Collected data
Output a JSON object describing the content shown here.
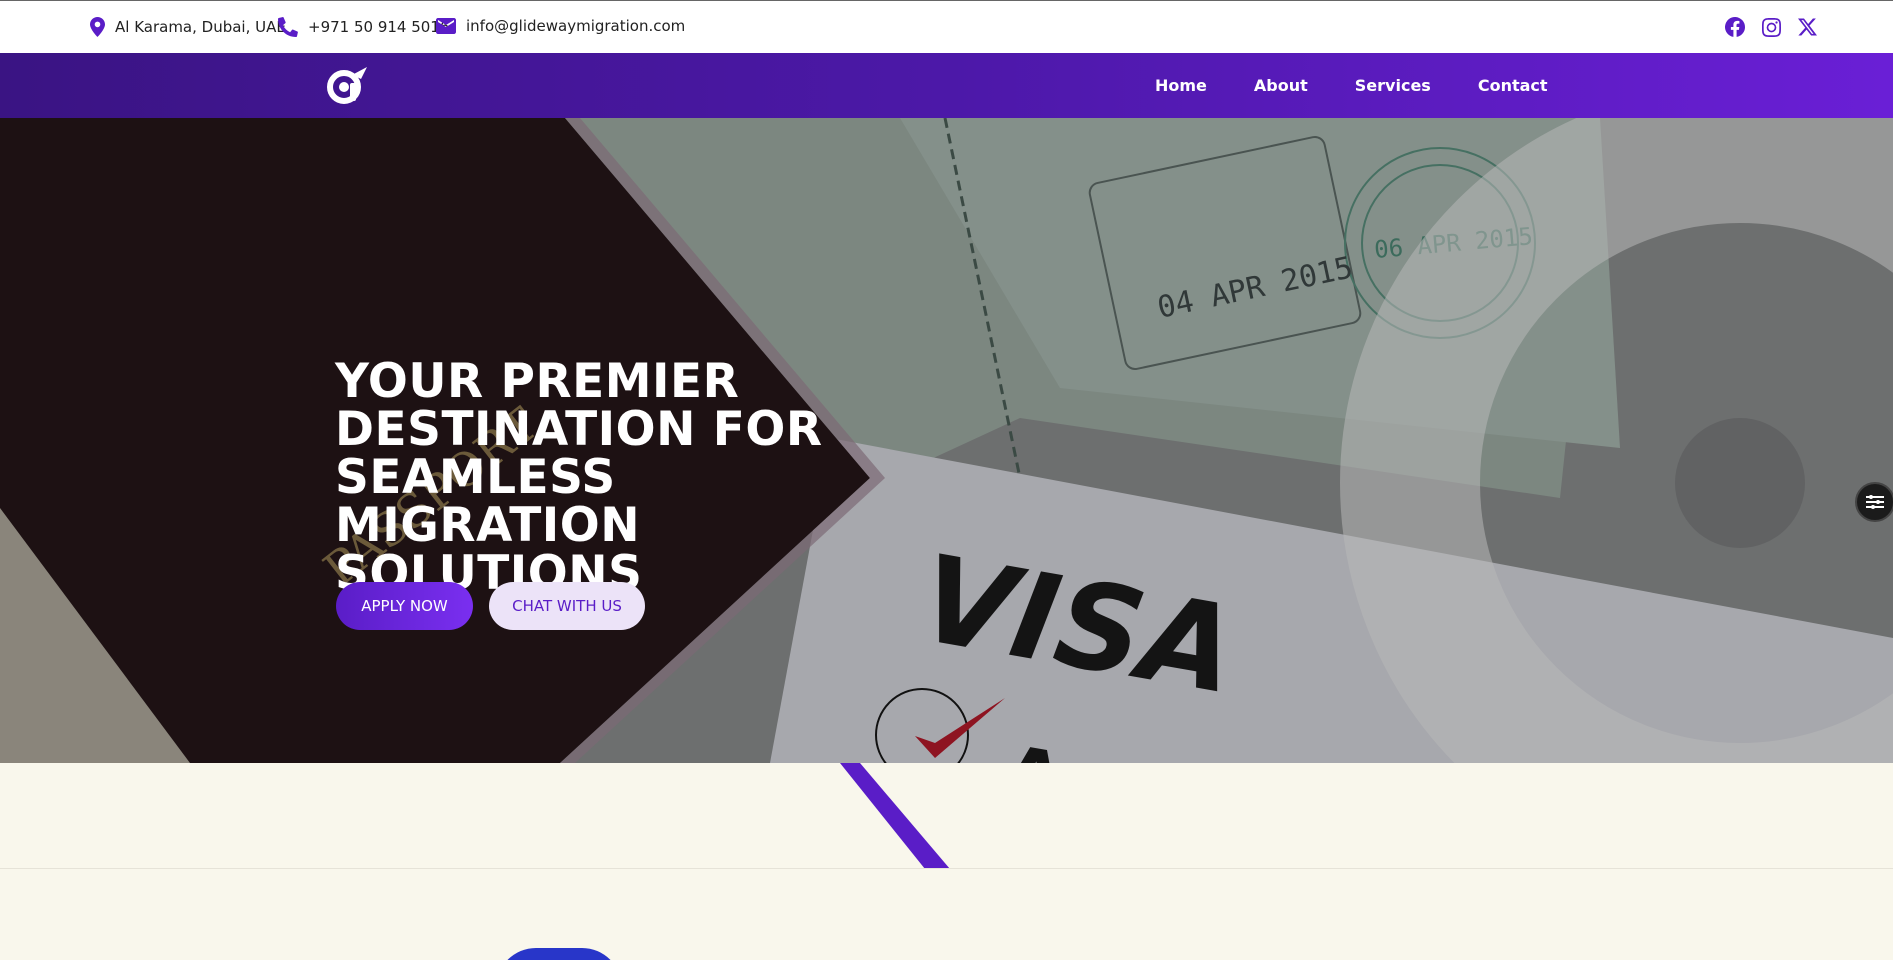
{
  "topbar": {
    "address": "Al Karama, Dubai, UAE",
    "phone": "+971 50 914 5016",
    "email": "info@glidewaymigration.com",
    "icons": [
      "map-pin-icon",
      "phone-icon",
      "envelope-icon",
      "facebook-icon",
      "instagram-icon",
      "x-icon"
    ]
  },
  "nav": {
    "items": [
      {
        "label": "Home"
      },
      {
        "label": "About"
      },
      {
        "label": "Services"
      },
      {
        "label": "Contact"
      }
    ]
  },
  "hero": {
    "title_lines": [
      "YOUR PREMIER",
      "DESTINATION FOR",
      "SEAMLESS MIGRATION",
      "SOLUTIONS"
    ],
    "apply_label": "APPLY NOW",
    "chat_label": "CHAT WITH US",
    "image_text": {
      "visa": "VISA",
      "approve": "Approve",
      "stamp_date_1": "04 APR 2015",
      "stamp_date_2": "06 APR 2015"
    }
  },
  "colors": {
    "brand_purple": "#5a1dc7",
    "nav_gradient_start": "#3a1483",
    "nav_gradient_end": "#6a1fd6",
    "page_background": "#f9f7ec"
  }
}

EXERCISE
Working from the material above, transcribe it exactly while omitting pictures.

ANSWER TO THIS EXERCISE
Output a JSON object describing the content shown here.
{
  "topbar": {
    "address": "Al Karama, Dubai, UAE",
    "phone": "+971 50 914 5016",
    "email": "info@glidewaymigration.com",
    "icons": [
      "map-pin-icon",
      "phone-icon",
      "envelope-icon",
      "facebook-icon",
      "instagram-icon",
      "x-icon"
    ]
  },
  "nav": {
    "items": [
      {
        "label": "Home"
      },
      {
        "label": "About"
      },
      {
        "label": "Services"
      },
      {
        "label": "Contact"
      }
    ]
  },
  "hero": {
    "title_lines": [
      "YOUR PREMIER",
      "DESTINATION FOR",
      "SEAMLESS MIGRATION",
      "SOLUTIONS"
    ],
    "apply_label": "APPLY NOW",
    "chat_label": "CHAT WITH US",
    "image_text": {
      "visa": "VISA",
      "approve": "Approve",
      "stamp_date_1": "04 APR 2015",
      "stamp_date_2": "06 APR 2015"
    }
  },
  "colors": {
    "brand_purple": "#5a1dc7",
    "nav_gradient_start": "#3a1483",
    "nav_gradient_end": "#6a1fd6",
    "page_background": "#f9f7ec"
  }
}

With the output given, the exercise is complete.